**Instructions for the task**.
Write out every line of the data below exactly as it appears, leaving the pictures out of your answer.

Data excerpted from a collection
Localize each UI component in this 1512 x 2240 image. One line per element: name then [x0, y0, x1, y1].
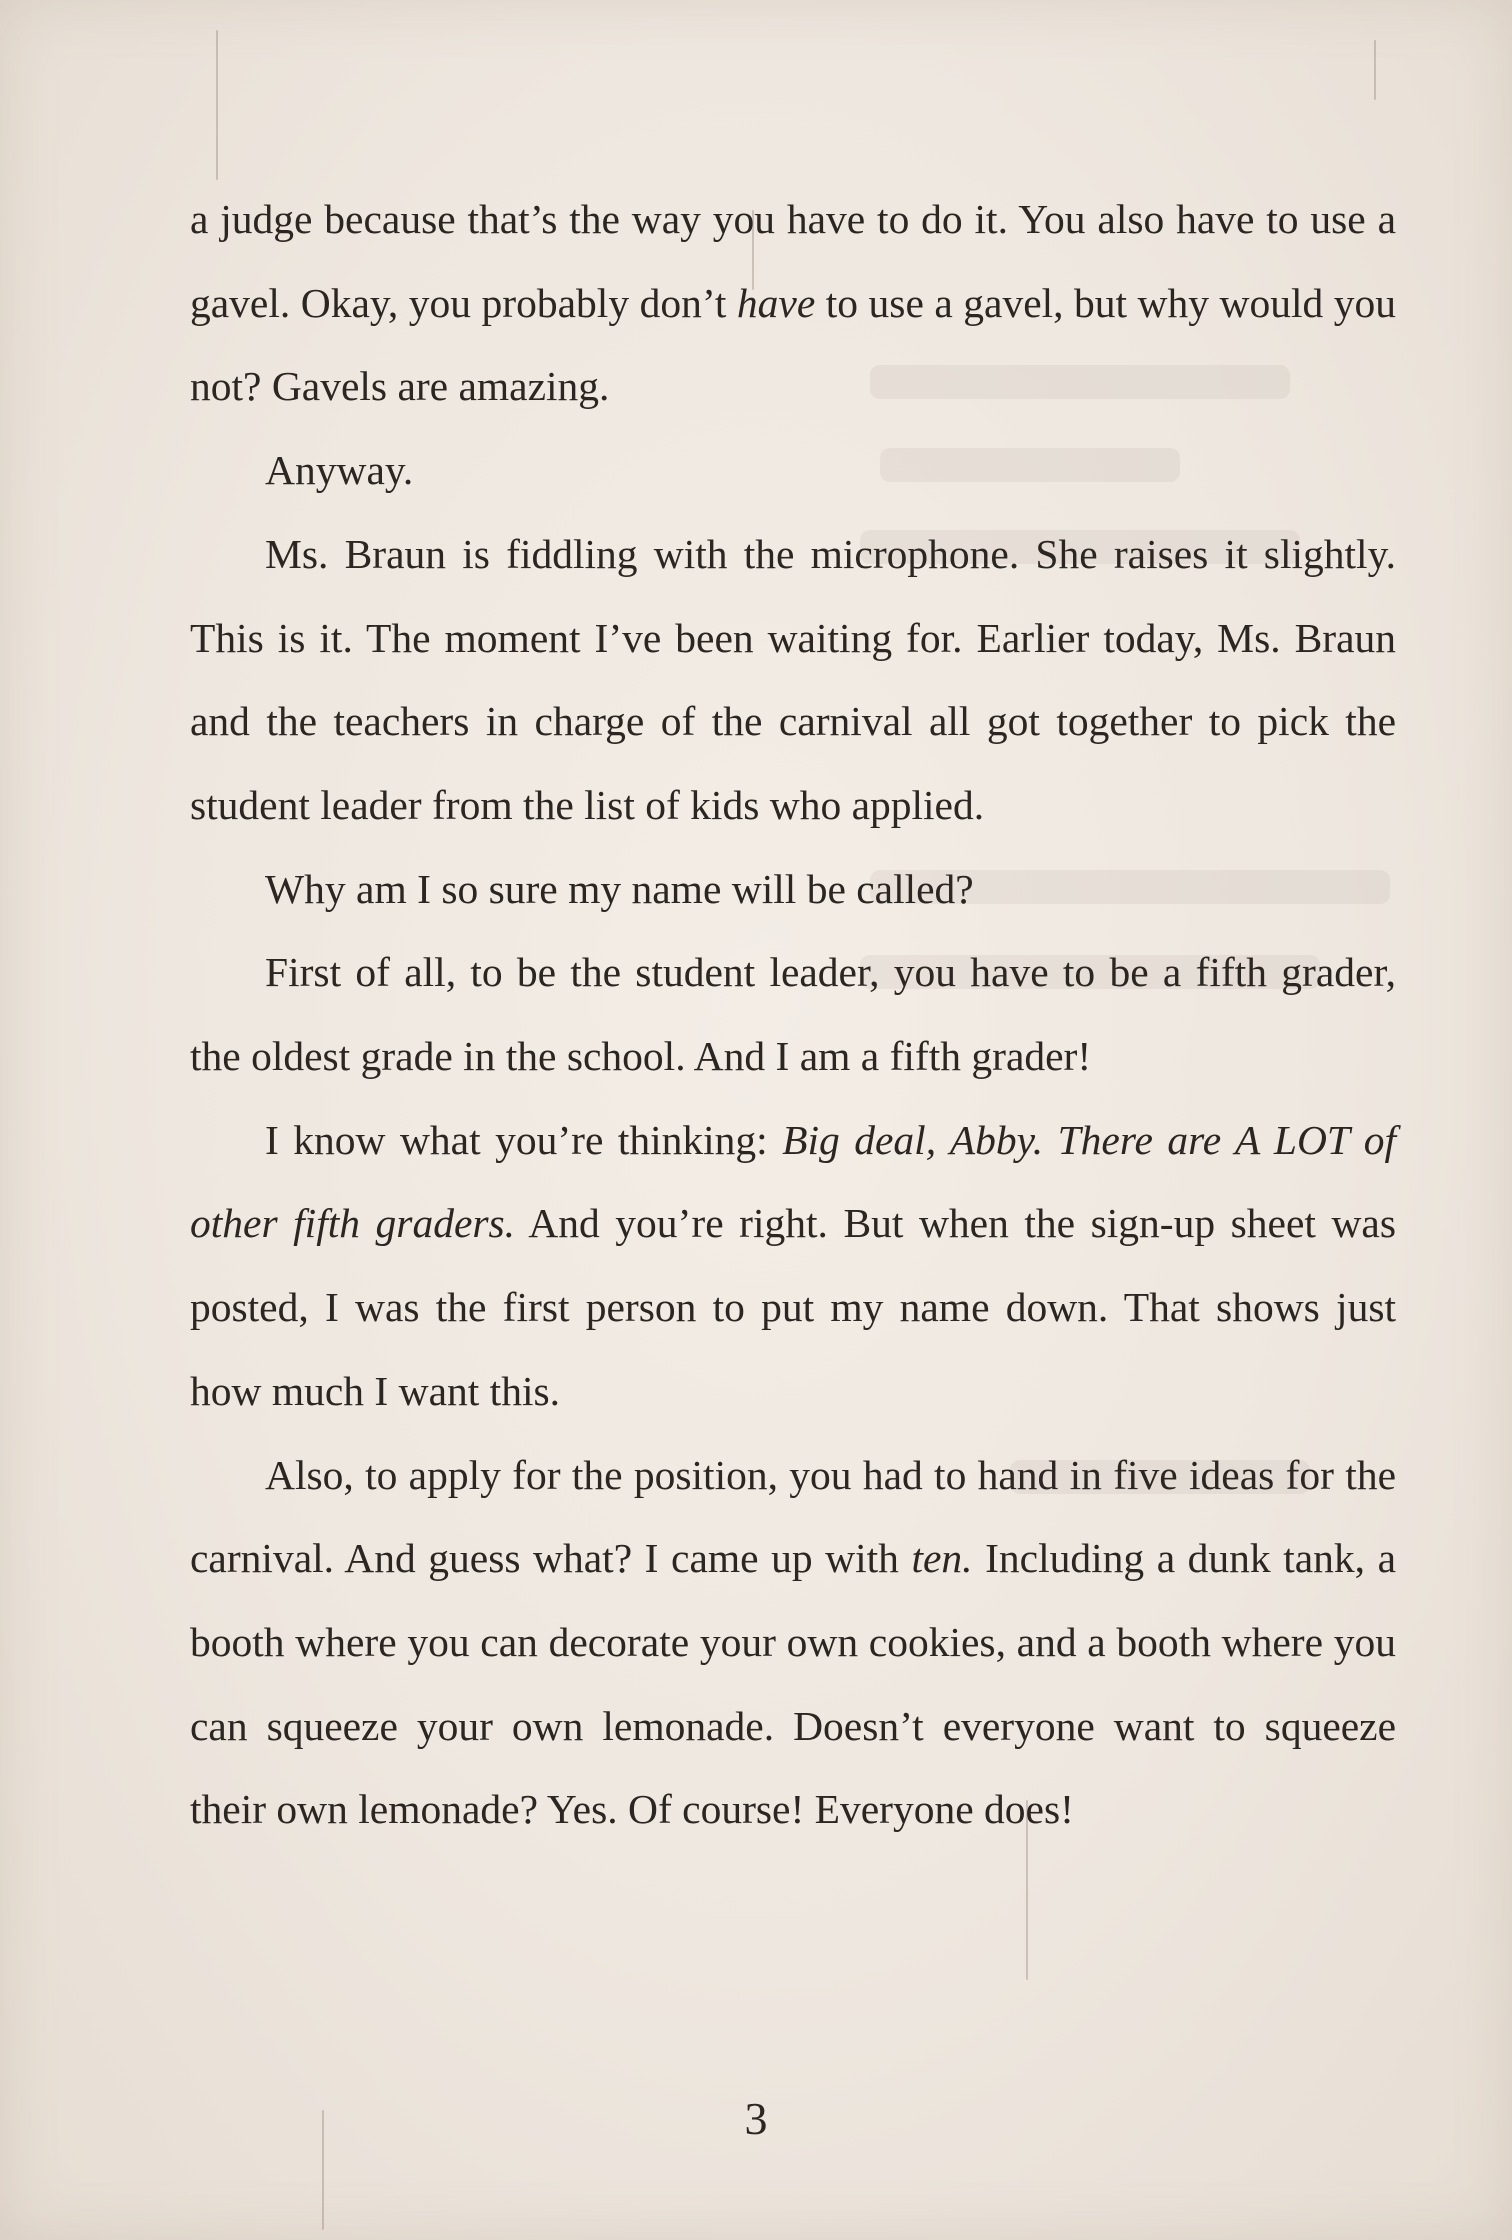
text-run: I know what you’re thinking: — [265, 1116, 783, 1163]
text-run: Anyway. — [265, 447, 414, 494]
italic-text: have — [736, 279, 816, 326]
paragraph — [190, 513, 1396, 848]
paragraph — [190, 178, 1396, 429]
paper-crease-left — [216, 30, 218, 180]
text-run: And you’re right. But when the sign-up sheet was posted, I was the first person to put my name down. That shows just how much I want this. — [190, 1200, 1396, 1414]
body-text — [190, 178, 1396, 1852]
italic-text: Big deal, Abby. There are A LOT of other fifth graders. — [190, 1116, 1396, 1247]
page-number: 3 — [744, 2093, 768, 2144]
paragraph — [190, 429, 1396, 513]
paragraph — [190, 1434, 1396, 1853]
text-run: First of all, to be the student leader, you have to be a fifth grader, the oldest grade in the school. And I am a fifth grader! — [190, 949, 1396, 1080]
paragraph — [190, 931, 1396, 1098]
text-run: Ms. Braun is fiddling with the microphone. She raises it slightly. This is it. The moment I’ve been waiting for. Earlier today, Ms. Braun and the teachers in charge of the carnival all got together to pick the student leader from the list of kids who applied. — [190, 530, 1396, 828]
text-run: Including a dunk tank, a booth where you can decorate your own cookies, and a booth where you can squeeze your own lemonade. Doesn’t everyone want to squeeze their own lemonade? Yes. Of course! Everyone does! — [190, 1535, 1396, 1833]
paper-crease-top-right — [1374, 40, 1376, 100]
italic-text: ten. — [911, 1535, 973, 1582]
text-run: to use a gavel, but why would you not? Gavels are amazing. — [190, 279, 1397, 410]
text-run: Why am I so sure my name will be called? — [265, 865, 974, 912]
paragraph — [190, 1099, 1396, 1434]
text-run: Also, to apply for the position, you had to hand in five ideas for the carnival. And guess what? I came up with — [190, 1451, 1396, 1582]
text-run: a judge because that’s the way you have to do it. You also have to use a gavel. Okay, you probably don’t — [190, 196, 1396, 326]
paragraph — [190, 848, 1396, 932]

**Solution for this exercise**.
Localize each UI component in this 1512 x 2240 image. One line per element: name then [x0, y0, x1, y1].
text-run: I know what you’re thinking: — [265, 1116, 783, 1163]
text-run: Anyway. — [265, 447, 414, 494]
italic-text: have — [736, 279, 816, 326]
paragraph — [190, 513, 1396, 848]
paragraph — [190, 178, 1396, 429]
paper-crease-left — [216, 30, 218, 180]
text-run: And you’re right. But when the sign-up sheet was posted, I was the first person to put my name down. That shows just how much I want this. — [190, 1200, 1396, 1414]
body-text — [190, 178, 1396, 1852]
italic-text: Big deal, Abby. There are A LOT of other fifth graders. — [190, 1116, 1396, 1247]
page-number: 3 — [744, 2093, 768, 2144]
paragraph — [190, 429, 1396, 513]
paragraph — [190, 1434, 1396, 1853]
text-run: First of all, to be the student leader, you have to be a fifth grader, the oldest grade in the school. And I am a fifth grader! — [190, 949, 1396, 1080]
paragraph — [190, 931, 1396, 1098]
text-run: Ms. Braun is fiddling with the microphone. She raises it slightly. This is it. The moment I’ve been waiting for. Earlier today, Ms. Braun and the teachers in charge of the carnival all got together to pick the student leader from the list of kids who applied. — [190, 530, 1396, 828]
text-run: Including a dunk tank, a booth where you can decorate your own cookies, and a booth where you can squeeze your own lemonade. Doesn’t everyone want to squeeze their own lemonade? Yes. Of course! Everyone does! — [190, 1535, 1396, 1833]
paper-crease-top-right — [1374, 40, 1376, 100]
italic-text: ten. — [911, 1535, 973, 1582]
text-run: to use a gavel, but why would you not? Gavels are amazing. — [190, 279, 1397, 410]
text-run: Why am I so sure my name will be called? — [265, 865, 974, 912]
paragraph — [190, 1099, 1396, 1434]
text-run: Also, to apply for the position, you had to hand in five ideas for the carnival. And guess what? I came up with — [190, 1451, 1396, 1582]
text-run: a judge because that’s the way you have to do it. You also have to use a gavel. Okay, you probably don’t — [190, 196, 1396, 326]
paragraph — [190, 848, 1396, 932]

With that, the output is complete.